Gösterilen Metin:
_ _ _ _

Bazı dostların ardından…
Kemal Burkay
Şair arkadaşım Metin Demirtaş’ın
mektubundan öğrendim, Hüseyin Demirhan geçtiğimiz
Nisan ayı başında hayata weda etmiş.
İyi bir çevirmen, felsefeci ve yazardı.
Türkçeye batı dillerinden çok sayıda çeviri yapmış,
Türk Dil Kurumu çeviri ödülü ve Edebiyatçılar Derneği
onur ödülü almıştı. Yaptığı
çevirilerden biri de, Türkçesi ilk olarak Özgürlük Yolu
Yayınları arasında çıkan, Bazil
Nikitin’in “Kürtler” adlı incelemesiydi.
Demirhan’la 1970’li yıllarda Ankara’da,
ortak dostumuz Metin yoluyla tanışmıştım.
“Kürtler”i Fransızcasından o yıllarda çevirdi.
Bu çeviri öyküsü oldukça ilginçtir.
Kitabı önce bir Kürt çevirmene vermiştik.
Adam hem iyi bir çevirmen değildi, hem de bizi epeyce
oyaladıktan sonra işi yarım bıraktı.
Bunun üzerine çeviriyi tamamlaması için Demirhan’a verdik.
O ta başından alarak iyi bir çeviri yaptı.
İşin daha da ilginci, söz konusu eserin bazı
bölümlerini daha önce isteği üzerine eski Cumhurbaşkanı
Celal Bayar için çevirmişti…
Demirhan çeviriyi yaparken metinleri dikte
ettireceği bir arkadaş istedi bizden. On parmak
daktilo yazan bir genç arkadaşımız vardı
ve evi Demirhan’ın oturduğu Dikmen semtinde, ona
oldukça yakın mesafede idi. Önce kabul etti, sonra vazgeçti.
Bölgedeki faşistlerden söz ederek gece gidip gelmekten
çekiniyordu. Ayrıca yeni evliydi! Bunun üzerine iş
yine başa düştü; geceleri Dikmen’e gidip geldim,
o söyledi ben daktilo ettim. ( O genç arkadaş, 12 Eylül
sonrası, bizim sürgün yollarına düştüğümüz
bir dönemde, Kürdistan’da bir ilçeye belediye başkanı
oldu…)
Ne yazık ki Demirhan, gözleri zayıfladığı
ve hastaneye yattığı için ikinci cildi bitiremedi.
Onu şair Cemal Süreya tamamladı.
12 Eylül sonrası Demirhan’la bir daha
görüşemedik. Birkaç gün önce Metin’in mektubuna iliştirilmiş
bir ölüm ilanından olayı öğrendim. 1 Nisan
2005’te ölmüştü, 1 Nisan şakası yapar gibi…
Böylece iyi insanlardan biri daha gitti.
“Sosyalist Hareketimizin İki
Militanı…”

_ _ _ _

Gereksinim 1: Hüseyin Demirhan'ı anan yazıda, başlığın altındaki yazar adı dışında, adı geçen bütün kişileri sıralayın.

Sunulan Liste:
_ _ _ _

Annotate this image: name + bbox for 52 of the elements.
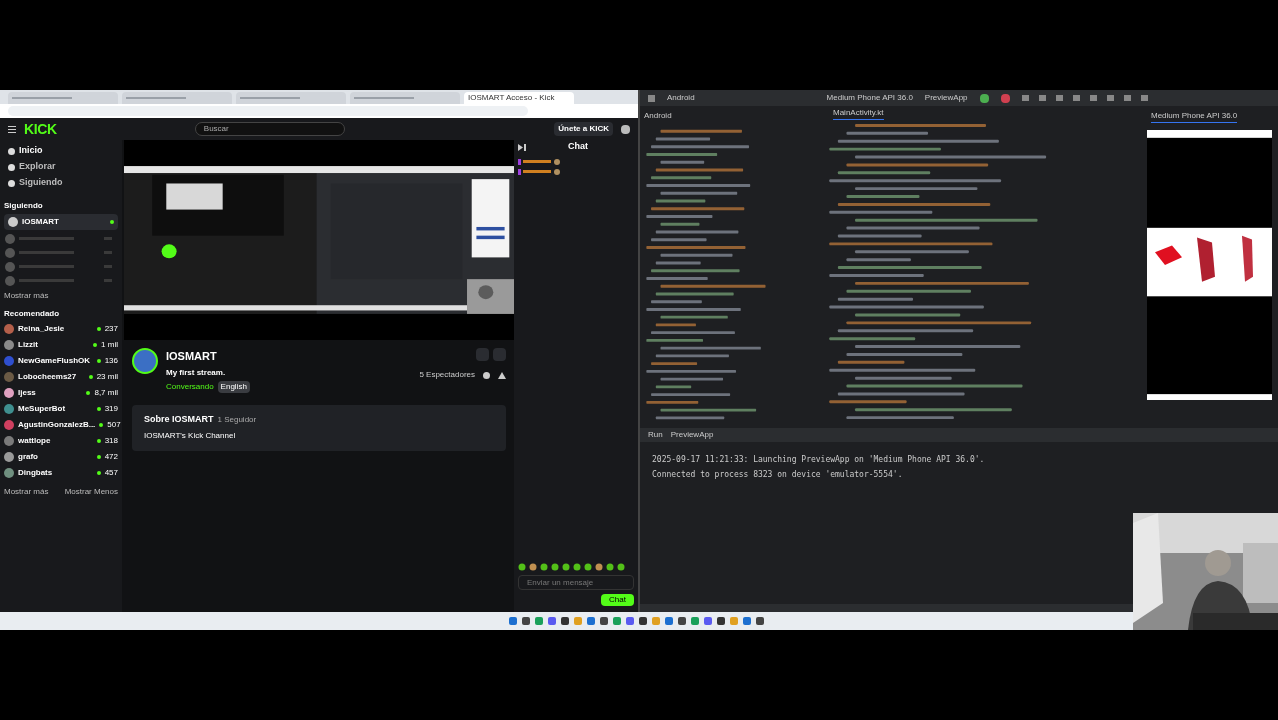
stream-title: My first stream.	[166, 366, 227, 379]
follower-count: 1 Seguidor	[217, 413, 257, 426]
browser-tab[interactable]: IOSMART Acceso - Kick	[464, 92, 574, 104]
kick-logo[interactable]: KICK	[24, 122, 57, 136]
warning-icon[interactable]	[498, 371, 506, 379]
about-title: Sobre IOSMART	[144, 412, 214, 426]
join-button[interactable]: Únete a KICK	[554, 122, 613, 136]
nav-item[interactable]: Inicio	[4, 144, 118, 158]
file-tab[interactable]: MainActivity.kt	[833, 106, 884, 120]
viewer-count: 5 Espectadores	[419, 369, 475, 381]
channel-description: IOSMART's Kick Channel	[144, 430, 237, 442]
console-line: 2025-09-17 11:21:33: Launching PreviewApp on 'Medium Phone API 36.0'.	[652, 454, 986, 466]
run-tab[interactable]: Run	[648, 429, 663, 441]
chat-title: Chat	[568, 140, 588, 154]
channel-name[interactable]: IOSMART	[166, 348, 250, 365]
main-menu-icon[interactable]	[648, 94, 655, 102]
recommended-channel[interactable]: grafo 472	[4, 450, 118, 464]
language-tag: English	[217, 380, 250, 393]
send-button[interactable]: Chat	[601, 594, 634, 606]
recommended-channel[interactable]: MeSuperBot 319	[4, 402, 118, 416]
device-selector[interactable]: Medium Phone API 36.0	[826, 92, 913, 104]
search-field[interactable]: Buscar	[194, 122, 345, 136]
show-less-link[interactable]: Mostrar Menos	[64, 486, 118, 498]
run-config-tab[interactable]: PreviewApp	[670, 429, 714, 441]
user-icon[interactable]	[621, 124, 630, 134]
collapse-icon[interactable]	[518, 143, 526, 151]
category-link[interactable]: Conversando	[166, 380, 214, 393]
nav-item[interactable]: Siguiendo	[4, 176, 118, 190]
chat-messages-drawing	[518, 158, 562, 178]
recommended-channel[interactable]: Ijess 8,7 mil	[4, 386, 118, 400]
nav-item[interactable]: Explorar	[4, 160, 118, 174]
recommended-channel[interactable]: wattlope 318	[4, 434, 118, 448]
recommended-channel[interactable]: Dingbats 457	[4, 466, 118, 480]
project-name[interactable]: Android	[667, 92, 695, 104]
show-more-link[interactable]: Mostrar más	[4, 486, 49, 498]
emulator-tab[interactable]: Medium Phone API 36.0	[1151, 110, 1238, 123]
stop-button[interactable]	[1000, 93, 1010, 103]
recommended-channel[interactable]: NewGameFlushOK 136	[4, 354, 118, 368]
run-config-selector[interactable]: PreviewApp	[924, 92, 968, 104]
recommended-channel[interactable]: Lizzit 1 mil	[4, 338, 118, 352]
chat-input[interactable]: Enviar un mensaje	[518, 575, 634, 590]
recommended-channel[interactable]: Reina_Jesie 237	[4, 322, 118, 336]
run-button[interactable]	[979, 93, 989, 103]
recommended-channel[interactable]: Lobocheems27 23 mil	[4, 370, 118, 384]
followed-channel[interactable]: IOSMART	[4, 214, 118, 230]
channel-avatar[interactable]	[132, 348, 158, 374]
menu-icon[interactable]	[8, 125, 16, 133]
show-more-link[interactable]: Mostrar más	[4, 290, 118, 302]
section-title: Recomendado	[4, 308, 61, 320]
console-line: Connected to process 8323 on device 'emulator-5554'.	[652, 469, 904, 481]
panel-title: Android	[644, 110, 673, 122]
section-title: Siguiendo	[4, 200, 44, 212]
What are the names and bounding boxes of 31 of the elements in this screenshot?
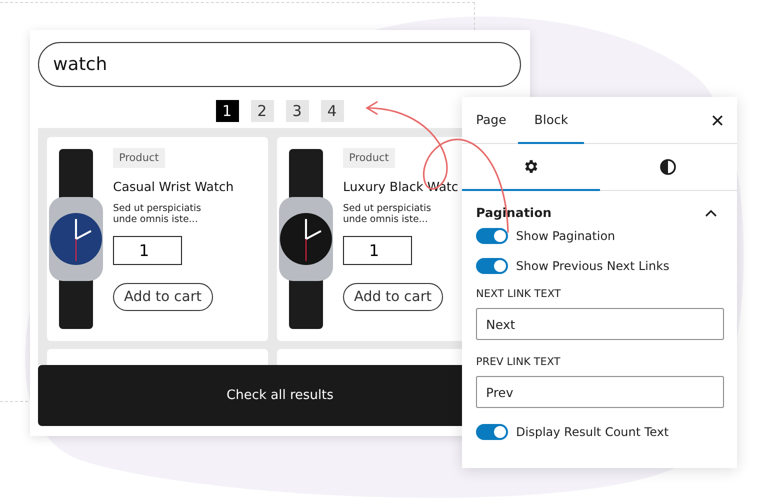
- product-title[interactable]: Casual Wrist Watch: [113, 178, 234, 194]
- quantity-field[interactable]: 1: [113, 236, 182, 265]
- field-label: PREV LINK TEXT: [476, 356, 562, 368]
- product-excerpt: Sed ut perspiciatis unde omnis iste...: [343, 202, 432, 225]
- toggle-switch[interactable]: [476, 258, 508, 274]
- page-button[interactable]: 3: [286, 100, 308, 122]
- chevron-icon[interactable]: [705, 208, 717, 216]
- search-field[interactable]: watch: [38, 42, 521, 87]
- field-label: NEXT LINK TEXT: [476, 288, 562, 300]
- add-to-cart-button[interactable]: Add to cart: [343, 282, 443, 311]
- panel-tab[interactable]: Block: [518, 97, 584, 144]
- toggle-switch[interactable]: [476, 228, 508, 244]
- page-button[interactable]: 1: [216, 100, 238, 122]
- check-results-button[interactable]: Check all results: [38, 365, 462, 426]
- text-field[interactable]: Prev: [476, 376, 724, 408]
- text-field[interactable]: Next: [476, 308, 724, 340]
- settings-icon: [522, 158, 540, 175]
- toggle-label: Display Result Count Text: [516, 425, 669, 439]
- product-excerpt: Sed ut perspiciatis unde omnis iste...: [113, 202, 202, 225]
- page-button[interactable]: 4: [320, 100, 344, 122]
- panel-tab[interactable]: Page: [464, 97, 518, 144]
- quantity-field[interactable]: 1: [343, 236, 412, 265]
- toggle-label: Show Previous Next Links: [516, 259, 670, 273]
- page-button[interactable]: 2: [250, 100, 274, 122]
- contrast-icon: [660, 158, 676, 174]
- toggle-switch[interactable]: [476, 424, 508, 440]
- close-icon[interactable]: [712, 114, 723, 126]
- category-tag: Product: [343, 148, 395, 168]
- add-to-cart-button[interactable]: Add to cart: [113, 282, 213, 311]
- toggle-label: Show Pagination: [516, 229, 616, 243]
- category-tag: Product: [113, 148, 165, 168]
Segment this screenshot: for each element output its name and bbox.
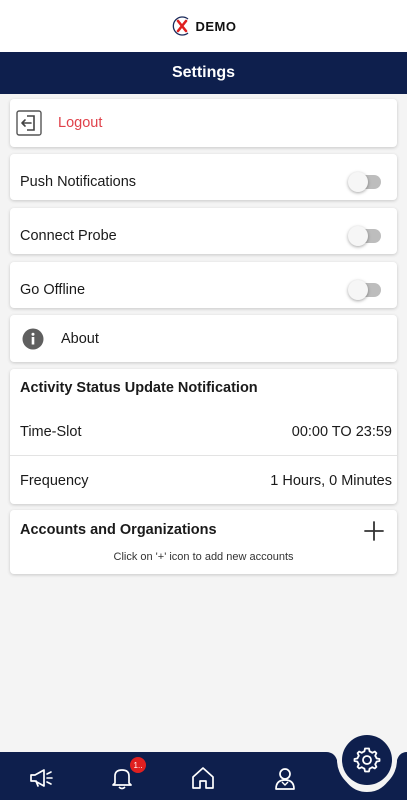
accounts-hint: Click on '+' icon to add new accounts [113,551,294,563]
push-notifications-row: Push Notifications [10,154,397,200]
accounts-card: Accounts and Organizations Click on '+' … [10,510,397,574]
logout-row[interactable]: Logout [10,99,397,147]
gear-icon [353,747,381,773]
logout-icon [16,110,42,136]
plus-icon[interactable] [363,520,385,542]
activity-status-card: Activity Status Update Notification Time… [10,369,397,504]
frequency-value: 1 Hours, 0 Minutes [270,473,392,489]
settings-fab[interactable] [342,735,392,785]
go-offline-label: Go Offline [20,282,86,298]
time-slot-label: Time-Slot [20,424,82,440]
connect-probe-label: Connect Probe [20,228,117,244]
logo-text: DEMO [195,18,237,34]
connect-probe-row: Connect Probe [10,208,397,254]
megaphone-icon[interactable] [27,764,55,792]
push-notifications-label: Push Notifications [20,174,137,190]
accounts-title: Accounts and Organizations [20,522,217,538]
app-logo: DEMO [171,15,237,37]
logout-label: Logout [58,115,103,131]
logo-x-icon [172,16,188,36]
about-row[interactable]: About [10,315,397,362]
page-title: Settings [171,64,236,81]
divider [10,455,397,456]
user-icon[interactable] [271,764,299,792]
frequency-label: Frequency [20,473,89,489]
home-icon[interactable] [189,764,217,792]
info-icon [22,328,44,350]
push-notifications-toggle[interactable] [348,172,381,192]
time-slot-value: 00:00 TO 23:59 [291,424,392,440]
top-bar: DEMO [0,0,407,52]
notification-badge: 1.. [130,757,146,773]
about-label: About [61,331,99,347]
go-offline-toggle[interactable] [348,280,381,300]
activity-status-title: Activity Status Update Notification [20,380,258,396]
connect-probe-toggle[interactable] [348,226,381,246]
go-offline-row: Go Offline [10,262,397,308]
title-bar: Settings [0,52,407,94]
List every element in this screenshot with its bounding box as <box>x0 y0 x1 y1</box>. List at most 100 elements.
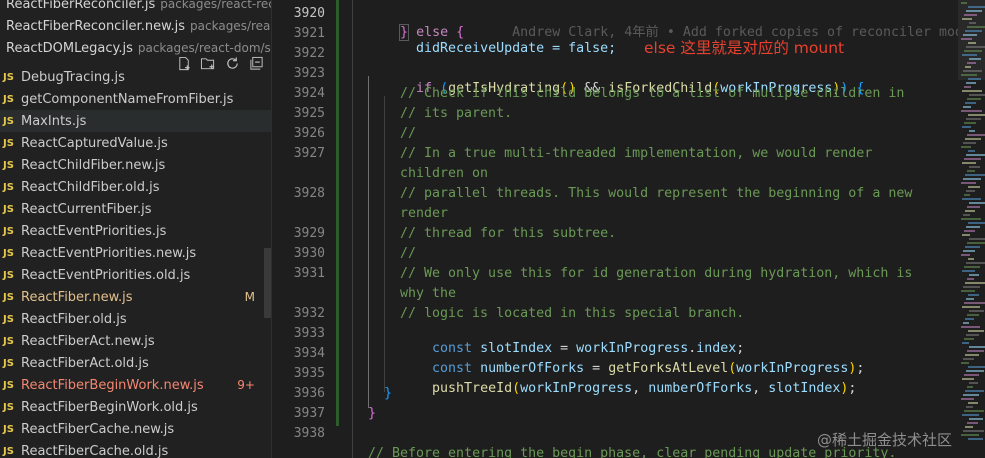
line-number: 3934 <box>293 346 325 361</box>
minimap-line <box>969 202 985 204</box>
minimap-line <box>967 170 975 172</box>
minimap-line <box>962 18 972 20</box>
minimap-slider[interactable] <box>958 0 985 80</box>
code-line: didReceiveUpdate = false; <box>384 26 616 71</box>
open-editor-path: packages/react-rec... <box>160 0 271 11</box>
file-tree-item[interactable]: JS ReactEventPriorities.new.js <box>0 242 271 264</box>
file-name: ReactFiberAct.new.js <box>21 333 155 349</box>
code-comment: // logic is located in this special bran… <box>400 306 745 321</box>
file-tree-item[interactable]: JS ReactFiber.new.js M <box>0 286 271 308</box>
line-number: 3937 <box>293 406 325 421</box>
paren: ) <box>840 381 849 396</box>
js-file-icon: JS <box>3 115 14 127</box>
file-tree-item[interactable]: JS ReactCurrentFiber.js <box>0 198 271 220</box>
open-editor-name: ReactFiberReconciler.new.js <box>6 19 186 34</box>
line-number: 3922 <box>293 46 325 61</box>
file-name: DebugTracing.js <box>21 69 125 85</box>
minimap-line <box>963 286 980 288</box>
minimap-line <box>966 46 985 48</box>
js-file-icon: JS <box>3 225 14 237</box>
minimap-line <box>963 430 984 432</box>
file-tree-item[interactable]: JS ReactFiberCache.new.js <box>0 418 271 440</box>
minimap-line <box>967 98 981 100</box>
minimap-line <box>965 318 974 320</box>
minimap-line <box>962 234 970 236</box>
minimap-line <box>965 282 985 284</box>
indent-guide <box>352 0 353 458</box>
js-file-icon: JS <box>3 137 14 149</box>
js-file-icon: JS <box>3 313 14 325</box>
minimap-line <box>964 86 971 88</box>
minimap-line <box>962 198 981 200</box>
line-number: 3926 <box>293 126 325 141</box>
minimap-line <box>969 382 978 384</box>
minimap-line <box>965 102 976 104</box>
minimap-line <box>966 82 976 84</box>
file-tree-item[interactable]: JS ReactFiber.old.js <box>0 308 271 330</box>
minimap-line <box>968 330 984 332</box>
file-tree-item[interactable]: JS ReactCapturedValue.js <box>0 132 271 154</box>
open-editor-item[interactable]: ReactFiberReconciler.new.js packages/reac… <box>0 15 271 37</box>
minimap-line <box>969 274 979 276</box>
file-tree-item[interactable]: JS MaxInts.js <box>0 110 271 132</box>
minimap-line <box>964 194 970 196</box>
minimap[interactable] <box>958 0 985 458</box>
minimap-line <box>962 306 980 308</box>
red-annotation: else 这里就是对应的 mount <box>644 39 845 57</box>
file-name: ReactFiber.new.js <box>21 289 133 305</box>
minimap-line <box>961 434 979 436</box>
file-tree-item[interactable]: JS ReactFiberCache.old.js <box>0 440 271 458</box>
minimap-line <box>962 378 974 380</box>
js-file-icon: JS <box>3 423 14 435</box>
minimap-line <box>968 150 975 152</box>
indent-guide <box>368 76 369 408</box>
code-comment: // <box>400 246 417 261</box>
file-tree-item[interactable]: JS ReactFiberAct.old.js <box>0 352 271 374</box>
js-file-icon: JS <box>3 401 14 413</box>
minimap-line <box>962 270 975 272</box>
file-name: ReactFiber.old.js <box>21 311 127 327</box>
minimap-line <box>968 6 985 8</box>
js-file-icon: JS <box>3 247 14 259</box>
line-number: 3921 <box>293 26 325 41</box>
minimap-line <box>968 186 980 188</box>
file-name: ReactCapturedValue.js <box>21 135 168 151</box>
minimap-line <box>963 394 979 396</box>
file-tree-item[interactable]: JS ReactChildFiber.old.js <box>0 176 271 198</box>
code-comment: // In a true multi-threaded implementati… <box>400 146 873 161</box>
file-name: ReactChildFiber.old.js <box>21 179 160 195</box>
file-tree-item[interactable]: JS ReactEventPriorities.js <box>0 220 271 242</box>
explorer-sidebar: ReactFiberReconciler.js packages/react-re… <box>0 0 271 458</box>
minimap-line <box>964 374 979 376</box>
code-editor[interactable]: 3920 3921 3922 3923 3924 3925 3926 3927 3928 3929… <box>272 0 985 458</box>
open-editor-item[interactable]: ReactFiberReconciler.js packages/react-re… <box>0 0 271 15</box>
line-number: 3931 <box>293 266 325 281</box>
js-file-icon: JS <box>3 379 14 391</box>
file-tree-item[interactable]: JS ReactChildFiber.new.js <box>0 154 271 176</box>
file-tree-item[interactable]: JS DebugTracing.js <box>0 66 271 88</box>
line-number: 3929 <box>293 226 325 241</box>
js-file-icon: JS <box>3 357 14 369</box>
js-file-icon: JS <box>3 269 14 281</box>
minimap-line <box>969 418 983 420</box>
line-number: 3925 <box>293 106 325 121</box>
minimap-line <box>969 22 976 24</box>
brace: } <box>384 386 393 401</box>
file-tree-item[interactable]: JS getComponentNameFromFiber.js <box>0 88 271 110</box>
minimap-line <box>968 78 981 80</box>
minimap-line <box>964 302 985 304</box>
minimap-line <box>964 122 976 124</box>
file-tree-item[interactable]: JS ReactFiberBeginWork.old.js <box>0 396 271 418</box>
code-comment: // <box>400 126 417 141</box>
minimap-line <box>961 2 967 4</box>
minimap-line <box>968 222 985 224</box>
file-name: ReactCurrentFiber.js <box>21 201 152 217</box>
file-tree-item[interactable]: JS ReactFiberAct.new.js <box>0 330 271 352</box>
file-tree-item[interactable]: JS ReactEventPriorities.old.js <box>0 264 271 286</box>
brace: } <box>368 406 377 421</box>
file-tree-item[interactable]: JS ReactFiberBeginWork.new.js 9+ <box>0 374 271 396</box>
sidebar-scrollbar[interactable] <box>264 248 271 318</box>
file-status-badge: 9+ <box>237 378 255 392</box>
minimap-line <box>964 230 975 232</box>
minimap-line <box>969 130 975 132</box>
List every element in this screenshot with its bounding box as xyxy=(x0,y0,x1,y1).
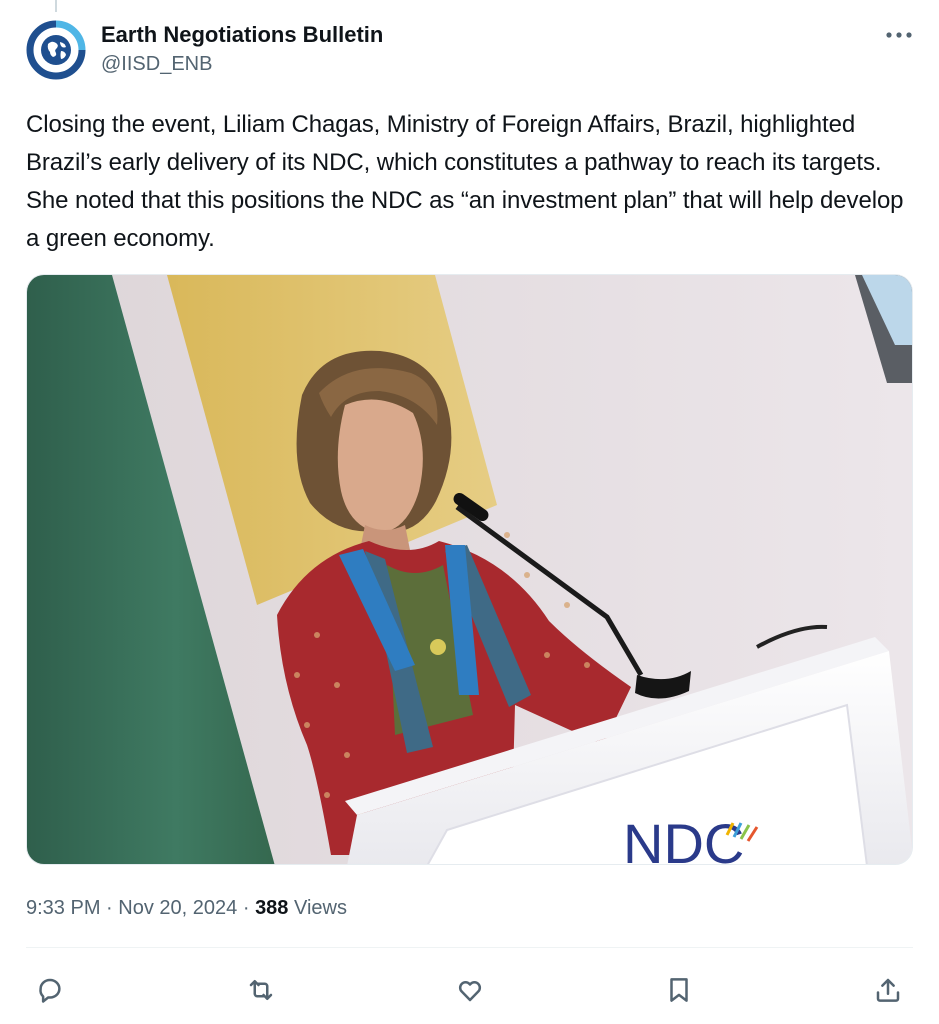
tweet-date[interactable]: Nov 20, 2024 xyxy=(118,897,237,919)
tweet-photo[interactable]: NDC xyxy=(26,274,913,865)
speaker-at-podium-photo: NDC xyxy=(27,275,912,865)
tweet-text: Closing the event, Liliam Chagas, Minist… xyxy=(26,111,904,252)
like-button[interactable] xyxy=(448,968,492,1012)
divider xyxy=(26,947,913,948)
repost-arrows-icon xyxy=(249,980,273,1000)
share-button[interactable] xyxy=(866,968,910,1012)
display-name[interactable]: Earth Negotiations Bulletin xyxy=(101,21,383,49)
podium-ndc-text: NDC xyxy=(623,812,744,865)
action-bar xyxy=(26,962,913,1012)
heart-icon xyxy=(458,981,482,1002)
handle[interactable]: @IISD_ENB xyxy=(101,51,383,77)
bookmark-button[interactable] xyxy=(657,968,701,1012)
reply-button[interactable] xyxy=(28,968,72,1012)
views-count[interactable]: 388 xyxy=(255,897,288,919)
author-names: Earth Negotiations Bulletin @IISD_ENB xyxy=(101,21,383,77)
separator-dot: · xyxy=(242,897,250,919)
thread-connector-line xyxy=(55,0,57,12)
share-upload-icon xyxy=(876,978,900,1002)
more-options-button[interactable] xyxy=(882,22,916,48)
separator-dot: · xyxy=(106,897,113,919)
tweet-header: Earth Negotiations Bulletin @IISD_ENB xyxy=(26,18,916,82)
bookmark-icon xyxy=(670,978,688,1002)
views-label[interactable]: Views xyxy=(294,897,347,919)
tweet-metadata: 9:33 PM · Nov 20, 2024 · 388 Views xyxy=(26,895,347,921)
avatar[interactable] xyxy=(26,20,86,80)
repost-button[interactable] xyxy=(239,968,283,1012)
enb-logo-icon xyxy=(26,20,86,80)
speech-bubble-icon xyxy=(39,978,61,1003)
tweet-time[interactable]: 9:33 PM xyxy=(26,897,100,919)
more-dots-icon xyxy=(886,32,912,38)
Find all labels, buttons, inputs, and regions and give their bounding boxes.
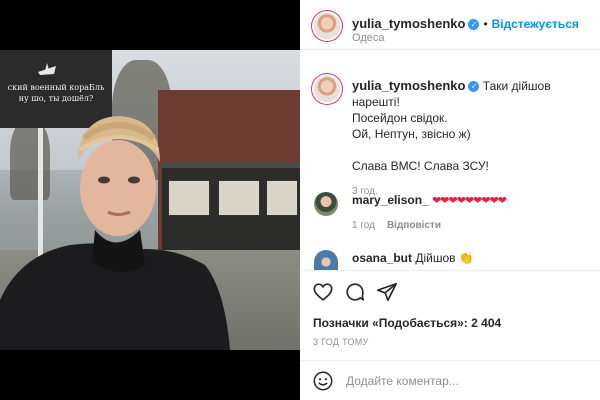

_ _ _ _

Gereksinim 2: Listede "- product-title[interactable]: Casual" içeren satırla açılıp "- page-button[interactable]: 3: [286, 100, 308, 122]" içeren satırla kapanan bölümü, iki uç satır da dahil olmak üzere, yalnızca bu satırları olduğu gibi yazın.

Eksiksiz Çözüm 1:
- Metin Demirtaş
- Hüseyin Demirhan
- Bazil Nikitin
- Celal Bayar
- Cemal Süreya

Eksiksiz Çözüm 2:
- product-title[interactable]: Casual Wrist Watch: [113, 178, 234, 194]
- quantity-field[interactable]: 1: [113, 236, 182, 265]
- field-label: PREV LINK TEXT: [476, 356, 562, 368]
- product-excerpt: Sed ut perspiciatis unde omnis iste...: [343, 202, 432, 225]
- toggle-switch[interactable]: [476, 258, 508, 274]
- page-button[interactable]: 3: [286, 100, 308, 122]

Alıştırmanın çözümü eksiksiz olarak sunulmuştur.